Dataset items

══════════

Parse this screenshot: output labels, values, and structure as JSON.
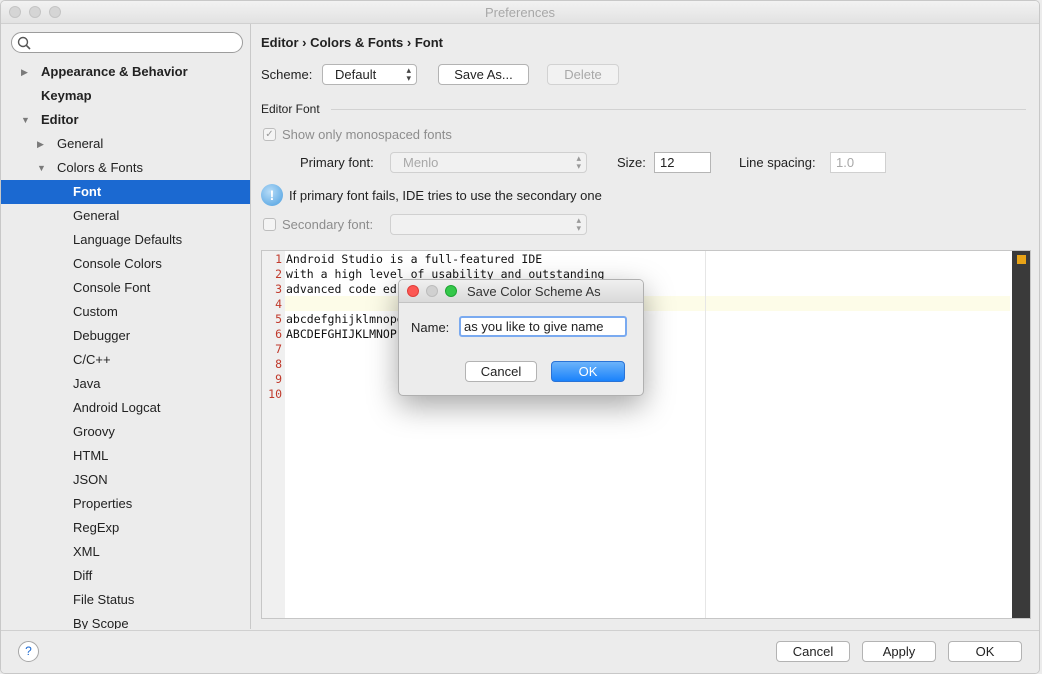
{
  "window": {
    "title": "Preferences"
  },
  "sidebar": {
    "search_placeholder": "",
    "items": [
      {
        "label": "Appearance & Behavior",
        "level": 0,
        "arrow": "▶",
        "bold": true,
        "selected": false
      },
      {
        "label": "Keymap",
        "level": 0,
        "arrow": "",
        "bold": true,
        "selected": false
      },
      {
        "label": "Editor",
        "level": 0,
        "arrow": "▼",
        "bold": true,
        "selected": false
      },
      {
        "label": "General",
        "level": 1,
        "arrow": "▶",
        "bold": false,
        "selected": false
      },
      {
        "label": "Colors & Fonts",
        "level": 1,
        "arrow": "▼",
        "bold": false,
        "selected": false
      },
      {
        "label": "Font",
        "level": 2,
        "arrow": "",
        "bold": false,
        "selected": true
      },
      {
        "label": "General",
        "level": 2,
        "arrow": "",
        "bold": false,
        "selected": false
      },
      {
        "label": "Language Defaults",
        "level": 2,
        "arrow": "",
        "bold": false,
        "selected": false
      },
      {
        "label": "Console Colors",
        "level": 2,
        "arrow": "",
        "bold": false,
        "selected": false
      },
      {
        "label": "Console Font",
        "level": 2,
        "arrow": "",
        "bold": false,
        "selected": false
      },
      {
        "label": "Custom",
        "level": 2,
        "arrow": "",
        "bold": false,
        "selected": false
      },
      {
        "label": "Debugger",
        "level": 2,
        "arrow": "",
        "bold": false,
        "selected": false
      },
      {
        "label": "C/C++",
        "level": 2,
        "arrow": "",
        "bold": false,
        "selected": false
      },
      {
        "label": "Java",
        "level": 2,
        "arrow": "",
        "bold": false,
        "selected": false
      },
      {
        "label": "Android Logcat",
        "level": 2,
        "arrow": "",
        "bold": false,
        "selected": false
      },
      {
        "label": "Groovy",
        "level": 2,
        "arrow": "",
        "bold": false,
        "selected": false
      },
      {
        "label": "HTML",
        "level": 2,
        "arrow": "",
        "bold": false,
        "selected": false
      },
      {
        "label": "JSON",
        "level": 2,
        "arrow": "",
        "bold": false,
        "selected": false
      },
      {
        "label": "Properties",
        "level": 2,
        "arrow": "",
        "bold": false,
        "selected": false
      },
      {
        "label": "RegExp",
        "level": 2,
        "arrow": "",
        "bold": false,
        "selected": false
      },
      {
        "label": "XML",
        "level": 2,
        "arrow": "",
        "bold": false,
        "selected": false
      },
      {
        "label": "Diff",
        "level": 2,
        "arrow": "",
        "bold": false,
        "selected": false
      },
      {
        "label": "File Status",
        "level": 2,
        "arrow": "",
        "bold": false,
        "selected": false
      },
      {
        "label": "By Scope",
        "level": 2,
        "arrow": "",
        "bold": false,
        "selected": false
      }
    ]
  },
  "main": {
    "breadcrumb": "Editor › Colors & Fonts › Font",
    "scheme_label": "Scheme:",
    "scheme_value": "Default",
    "save_as_label": "Save As...",
    "delete_label": "Delete",
    "section_title": "Editor Font",
    "show_mono_label": "Show only monospaced fonts",
    "primary_font_label": "Primary font:",
    "primary_font_value": "Menlo",
    "size_label": "Size:",
    "size_value": "12",
    "line_spacing_label": "Line spacing:",
    "line_spacing_value": "1.0",
    "info_text": "If primary font fails, IDE tries to use the secondary one",
    "secondary_font_label": "Secondary font:",
    "secondary_font_value": ""
  },
  "preview": {
    "lines": [
      {
        "num": "1",
        "text": "Android Studio is a full-featured IDE"
      },
      {
        "num": "2",
        "text": "with a high level of usability and outstanding"
      },
      {
        "num": "3",
        "text": "advanced code ed"
      },
      {
        "num": "4",
        "text": ""
      },
      {
        "num": "5",
        "text": "abcdefghijklmnope"
      },
      {
        "num": "6",
        "text": "ABCDEFGHIJKLMNOP"
      },
      {
        "num": "7",
        "text": ""
      },
      {
        "num": "8",
        "text": ""
      },
      {
        "num": "9",
        "text": ""
      },
      {
        "num": "10",
        "text": ""
      }
    ]
  },
  "dialog": {
    "title": "Save Color Scheme As",
    "name_label": "Name:",
    "name_value": "as you like to give name",
    "cancel_label": "Cancel",
    "ok_label": "OK"
  },
  "footer": {
    "help_label": "?",
    "cancel_label": "Cancel",
    "apply_label": "Apply",
    "ok_label": "OK"
  },
  "colors": {
    "selection": "#1b69d1",
    "primary_button": "#1a82fb",
    "line_numbers": "#c0392b",
    "marker": "#e8a317"
  }
}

══════════

Without the pictures, write out the whole listing above exactly as it appears.

Parse this screenshot: output labels, values, and structure as JSON.
{
  "window": {
    "title": "Preferences"
  },
  "sidebar": {
    "search_placeholder": "",
    "items": [
      {
        "label": "Appearance & Behavior",
        "level": 0,
        "arrow": "▶",
        "bold": true,
        "selected": false
      },
      {
        "label": "Keymap",
        "level": 0,
        "arrow": "",
        "bold": true,
        "selected": false
      },
      {
        "label": "Editor",
        "level": 0,
        "arrow": "▼",
        "bold": true,
        "selected": false
      },
      {
        "label": "General",
        "level": 1,
        "arrow": "▶",
        "bold": false,
        "selected": false
      },
      {
        "label": "Colors & Fonts",
        "level": 1,
        "arrow": "▼",
        "bold": false,
        "selected": false
      },
      {
        "label": "Font",
        "level": 2,
        "arrow": "",
        "bold": false,
        "selected": true
      },
      {
        "label": "General",
        "level": 2,
        "arrow": "",
        "bold": false,
        "selected": false
      },
      {
        "label": "Language Defaults",
        "level": 2,
        "arrow": "",
        "bold": false,
        "selected": false
      },
      {
        "label": "Console Colors",
        "level": 2,
        "arrow": "",
        "bold": false,
        "selected": false
      },
      {
        "label": "Console Font",
        "level": 2,
        "arrow": "",
        "bold": false,
        "selected": false
      },
      {
        "label": "Custom",
        "level": 2,
        "arrow": "",
        "bold": false,
        "selected": false
      },
      {
        "label": "Debugger",
        "level": 2,
        "arrow": "",
        "bold": false,
        "selected": false
      },
      {
        "label": "C/C++",
        "level": 2,
        "arrow": "",
        "bold": false,
        "selected": false
      },
      {
        "label": "Java",
        "level": 2,
        "arrow": "",
        "bold": false,
        "selected": false
      },
      {
        "label": "Android Logcat",
        "level": 2,
        "arrow": "",
        "bold": false,
        "selected": false
      },
      {
        "label": "Groovy",
        "level": 2,
        "arrow": "",
        "bold": false,
        "selected": false
      },
      {
        "label": "HTML",
        "level": 2,
        "arrow": "",
        "bold": false,
        "selected": false
      },
      {
        "label": "JSON",
        "level": 2,
        "arrow": "",
        "bold": false,
        "selected": false
      },
      {
        "label": "Properties",
        "level": 2,
        "arrow": "",
        "bold": false,
        "selected": false
      },
      {
        "label": "RegExp",
        "level": 2,
        "arrow": "",
        "bold": false,
        "selected": false
      },
      {
        "label": "XML",
        "level": 2,
        "arrow": "",
        "bold": false,
        "selected": false
      },
      {
        "label": "Diff",
        "level": 2,
        "arrow": "",
        "bold": false,
        "selected": false
      },
      {
        "label": "File Status",
        "level": 2,
        "arrow": "",
        "bold": false,
        "selected": false
      },
      {
        "label": "By Scope",
        "level": 2,
        "arrow": "",
        "bold": false,
        "selected": false
      }
    ]
  },
  "main": {
    "breadcrumb": "Editor › Colors & Fonts › Font",
    "scheme_label": "Scheme:",
    "scheme_value": "Default",
    "save_as_label": "Save As...",
    "delete_label": "Delete",
    "section_title": "Editor Font",
    "show_mono_label": "Show only monospaced fonts",
    "primary_font_label": "Primary font:",
    "primary_font_value": "Menlo",
    "size_label": "Size:",
    "size_value": "12",
    "line_spacing_label": "Line spacing:",
    "line_spacing_value": "1.0",
    "info_text": "If primary font fails, IDE tries to use the secondary one",
    "secondary_font_label": "Secondary font:",
    "secondary_font_value": ""
  },
  "preview": {
    "lines": [
      {
        "num": "1",
        "text": "Android Studio is a full-featured IDE"
      },
      {
        "num": "2",
        "text": "with a high level of usability and outstanding"
      },
      {
        "num": "3",
        "text": "advanced code ed"
      },
      {
        "num": "4",
        "text": ""
      },
      {
        "num": "5",
        "text": "abcdefghijklmnope"
      },
      {
        "num": "6",
        "text": "ABCDEFGHIJKLMNOP"
      },
      {
        "num": "7",
        "text": ""
      },
      {
        "num": "8",
        "text": ""
      },
      {
        "num": "9",
        "text": ""
      },
      {
        "num": "10",
        "text": ""
      }
    ]
  },
  "dialog": {
    "title": "Save Color Scheme As",
    "name_label": "Name:",
    "name_value": "as you like to give name",
    "cancel_label": "Cancel",
    "ok_label": "OK"
  },
  "footer": {
    "help_label": "?",
    "cancel_label": "Cancel",
    "apply_label": "Apply",
    "ok_label": "OK"
  },
  "colors": {
    "selection": "#1b69d1",
    "primary_button": "#1a82fb",
    "line_numbers": "#c0392b",
    "marker": "#e8a317"
  }
}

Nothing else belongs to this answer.